Your objective: In the records below, find each line with the word "Fachangestellte" and copy it.

Data for processing:
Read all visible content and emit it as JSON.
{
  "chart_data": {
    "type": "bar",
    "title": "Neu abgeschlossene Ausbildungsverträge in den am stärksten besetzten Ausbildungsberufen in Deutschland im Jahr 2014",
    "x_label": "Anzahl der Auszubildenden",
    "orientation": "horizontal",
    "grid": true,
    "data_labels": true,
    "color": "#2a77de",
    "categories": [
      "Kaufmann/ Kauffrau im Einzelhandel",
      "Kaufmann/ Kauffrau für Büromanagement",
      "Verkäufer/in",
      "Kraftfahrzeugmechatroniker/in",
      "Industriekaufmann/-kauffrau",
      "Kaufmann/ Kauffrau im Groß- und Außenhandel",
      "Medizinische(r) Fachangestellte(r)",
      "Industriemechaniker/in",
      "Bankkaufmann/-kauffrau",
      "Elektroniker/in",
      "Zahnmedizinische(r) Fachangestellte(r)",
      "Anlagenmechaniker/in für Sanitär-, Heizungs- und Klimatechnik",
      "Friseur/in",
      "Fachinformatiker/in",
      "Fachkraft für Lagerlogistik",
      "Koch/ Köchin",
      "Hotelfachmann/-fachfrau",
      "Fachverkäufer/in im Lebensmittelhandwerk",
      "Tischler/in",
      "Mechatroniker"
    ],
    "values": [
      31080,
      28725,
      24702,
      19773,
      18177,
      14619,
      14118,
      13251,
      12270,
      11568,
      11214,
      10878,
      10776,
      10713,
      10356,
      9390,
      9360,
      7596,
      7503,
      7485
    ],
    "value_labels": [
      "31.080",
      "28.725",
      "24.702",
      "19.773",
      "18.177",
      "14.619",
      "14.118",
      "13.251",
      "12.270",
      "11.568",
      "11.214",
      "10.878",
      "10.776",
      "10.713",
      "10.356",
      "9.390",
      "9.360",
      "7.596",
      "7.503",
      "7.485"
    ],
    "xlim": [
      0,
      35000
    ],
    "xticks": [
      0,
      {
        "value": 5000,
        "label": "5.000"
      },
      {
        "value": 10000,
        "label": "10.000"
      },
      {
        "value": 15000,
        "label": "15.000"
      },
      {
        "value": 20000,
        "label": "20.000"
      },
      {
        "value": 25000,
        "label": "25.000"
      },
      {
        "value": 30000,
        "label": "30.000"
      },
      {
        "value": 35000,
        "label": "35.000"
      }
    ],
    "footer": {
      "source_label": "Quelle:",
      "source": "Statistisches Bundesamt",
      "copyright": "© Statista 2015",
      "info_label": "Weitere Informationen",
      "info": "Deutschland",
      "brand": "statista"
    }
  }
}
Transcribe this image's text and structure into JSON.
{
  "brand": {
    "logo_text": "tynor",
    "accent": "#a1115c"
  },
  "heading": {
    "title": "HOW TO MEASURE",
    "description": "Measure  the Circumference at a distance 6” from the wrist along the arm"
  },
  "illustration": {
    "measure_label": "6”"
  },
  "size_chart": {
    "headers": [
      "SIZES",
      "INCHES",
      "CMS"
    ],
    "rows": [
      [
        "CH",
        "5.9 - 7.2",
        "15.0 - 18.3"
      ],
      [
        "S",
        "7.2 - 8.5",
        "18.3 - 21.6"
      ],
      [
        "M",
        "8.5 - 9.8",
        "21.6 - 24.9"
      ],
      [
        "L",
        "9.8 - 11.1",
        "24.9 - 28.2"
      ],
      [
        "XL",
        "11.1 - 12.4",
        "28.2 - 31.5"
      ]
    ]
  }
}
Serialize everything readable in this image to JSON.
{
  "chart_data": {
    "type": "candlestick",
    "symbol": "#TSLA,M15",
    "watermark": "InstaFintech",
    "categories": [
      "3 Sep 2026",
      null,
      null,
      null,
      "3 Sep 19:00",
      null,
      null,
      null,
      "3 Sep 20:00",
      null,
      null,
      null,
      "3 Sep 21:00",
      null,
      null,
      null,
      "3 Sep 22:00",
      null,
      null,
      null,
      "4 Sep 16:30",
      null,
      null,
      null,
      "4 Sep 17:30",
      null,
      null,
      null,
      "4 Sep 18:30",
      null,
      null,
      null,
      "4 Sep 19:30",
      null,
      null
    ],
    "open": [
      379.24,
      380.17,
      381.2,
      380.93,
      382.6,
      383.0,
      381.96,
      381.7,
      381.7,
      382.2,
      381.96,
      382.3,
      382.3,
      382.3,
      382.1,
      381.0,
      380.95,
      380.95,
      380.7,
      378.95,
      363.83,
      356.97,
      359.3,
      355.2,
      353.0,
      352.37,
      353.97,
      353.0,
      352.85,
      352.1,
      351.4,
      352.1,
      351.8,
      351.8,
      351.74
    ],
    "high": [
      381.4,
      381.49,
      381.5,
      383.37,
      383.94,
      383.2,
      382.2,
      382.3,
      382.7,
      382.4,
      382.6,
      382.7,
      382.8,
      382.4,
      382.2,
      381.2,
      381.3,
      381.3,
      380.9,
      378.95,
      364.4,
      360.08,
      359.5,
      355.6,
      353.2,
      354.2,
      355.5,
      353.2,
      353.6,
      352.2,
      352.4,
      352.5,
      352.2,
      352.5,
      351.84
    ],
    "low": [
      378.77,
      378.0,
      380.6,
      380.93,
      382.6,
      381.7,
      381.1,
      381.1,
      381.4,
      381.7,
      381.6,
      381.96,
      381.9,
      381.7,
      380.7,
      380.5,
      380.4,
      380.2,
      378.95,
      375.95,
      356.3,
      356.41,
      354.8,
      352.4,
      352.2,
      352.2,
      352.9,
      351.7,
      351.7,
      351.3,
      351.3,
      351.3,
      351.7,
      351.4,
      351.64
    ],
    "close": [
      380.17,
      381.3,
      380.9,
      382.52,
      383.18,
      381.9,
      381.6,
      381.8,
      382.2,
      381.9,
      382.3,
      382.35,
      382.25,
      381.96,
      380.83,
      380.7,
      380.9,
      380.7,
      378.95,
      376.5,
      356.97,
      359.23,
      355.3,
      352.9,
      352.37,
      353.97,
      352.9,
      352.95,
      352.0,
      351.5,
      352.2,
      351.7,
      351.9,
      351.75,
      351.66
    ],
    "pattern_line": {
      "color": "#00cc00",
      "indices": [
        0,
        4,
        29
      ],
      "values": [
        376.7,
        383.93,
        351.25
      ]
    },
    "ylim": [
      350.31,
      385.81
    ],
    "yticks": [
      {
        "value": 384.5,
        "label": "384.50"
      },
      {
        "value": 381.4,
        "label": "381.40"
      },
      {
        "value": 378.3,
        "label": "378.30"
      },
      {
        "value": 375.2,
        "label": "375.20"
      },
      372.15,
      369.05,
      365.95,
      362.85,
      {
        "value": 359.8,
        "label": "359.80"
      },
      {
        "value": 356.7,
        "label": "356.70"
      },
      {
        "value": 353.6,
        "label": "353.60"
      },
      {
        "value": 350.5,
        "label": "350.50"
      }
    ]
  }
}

Reply to the exercise:
      "Medizinische(r) Fachangestellte(r)",
      "Zahnmedizinische(r) Fachangestellte(r)",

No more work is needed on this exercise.